* _WHAT THE EXERCISE ASKS_
Show every line that has the string "скоєння" in it.

[Collection entries]
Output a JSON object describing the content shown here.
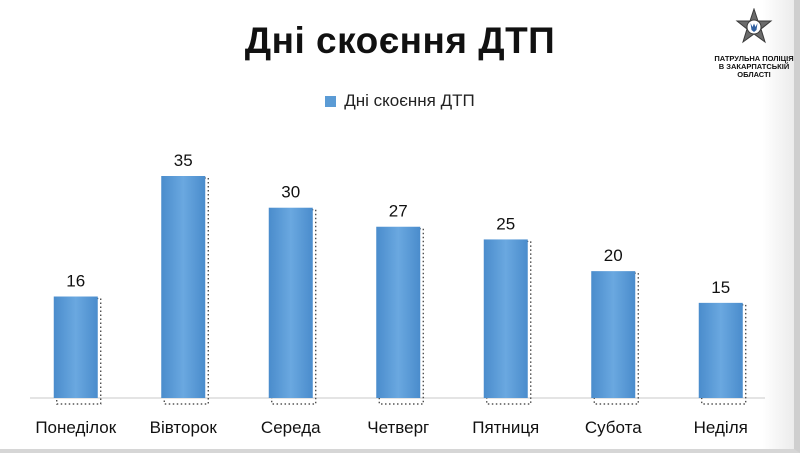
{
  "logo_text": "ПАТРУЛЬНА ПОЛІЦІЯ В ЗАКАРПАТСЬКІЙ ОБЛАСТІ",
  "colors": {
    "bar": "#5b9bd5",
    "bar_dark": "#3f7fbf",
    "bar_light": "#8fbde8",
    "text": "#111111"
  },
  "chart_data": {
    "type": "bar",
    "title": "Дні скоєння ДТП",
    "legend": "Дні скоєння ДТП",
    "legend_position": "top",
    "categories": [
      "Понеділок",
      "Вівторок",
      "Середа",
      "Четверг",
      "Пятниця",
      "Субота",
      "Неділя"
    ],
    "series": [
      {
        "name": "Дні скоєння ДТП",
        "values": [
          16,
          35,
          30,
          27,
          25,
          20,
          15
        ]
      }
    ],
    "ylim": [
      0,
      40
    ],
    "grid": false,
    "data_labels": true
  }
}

* _TASK SOLUTION_
    "title": "Дні скоєння ДТП",
    "legend": "Дні скоєння ДТП",
        "name": "Дні скоєння ДТП",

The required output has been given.